| MATERIAL SUPPLIED |
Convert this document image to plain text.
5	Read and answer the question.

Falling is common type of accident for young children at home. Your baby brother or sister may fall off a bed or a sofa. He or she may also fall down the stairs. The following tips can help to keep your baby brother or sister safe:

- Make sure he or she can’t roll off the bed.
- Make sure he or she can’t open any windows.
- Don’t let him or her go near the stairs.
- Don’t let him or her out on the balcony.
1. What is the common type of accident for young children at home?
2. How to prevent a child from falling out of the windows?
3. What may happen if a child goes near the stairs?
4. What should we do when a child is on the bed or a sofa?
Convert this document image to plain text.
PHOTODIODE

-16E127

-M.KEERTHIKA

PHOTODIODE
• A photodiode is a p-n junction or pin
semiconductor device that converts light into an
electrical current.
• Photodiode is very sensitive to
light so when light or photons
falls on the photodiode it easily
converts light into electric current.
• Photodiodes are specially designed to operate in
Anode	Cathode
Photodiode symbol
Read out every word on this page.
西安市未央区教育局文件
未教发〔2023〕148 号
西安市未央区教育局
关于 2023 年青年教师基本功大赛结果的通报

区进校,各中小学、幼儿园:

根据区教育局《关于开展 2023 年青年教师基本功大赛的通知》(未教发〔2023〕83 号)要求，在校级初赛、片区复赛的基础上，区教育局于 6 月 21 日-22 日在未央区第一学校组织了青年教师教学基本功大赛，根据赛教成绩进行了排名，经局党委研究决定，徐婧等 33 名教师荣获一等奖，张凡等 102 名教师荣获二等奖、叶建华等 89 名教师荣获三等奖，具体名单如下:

| EXERCISE OBJECTIVE |
Gather each line from the listing above that holds "common".

| RESULT FOR THIS TASK |
Falling is common type of accident for young children at home. Your baby brother or sister may fall off a bed or a sofa. He or she may also fall down the stairs. The following tips can help to keep your baby brother or sister safe:
1. What is the common type of accident for young children at home?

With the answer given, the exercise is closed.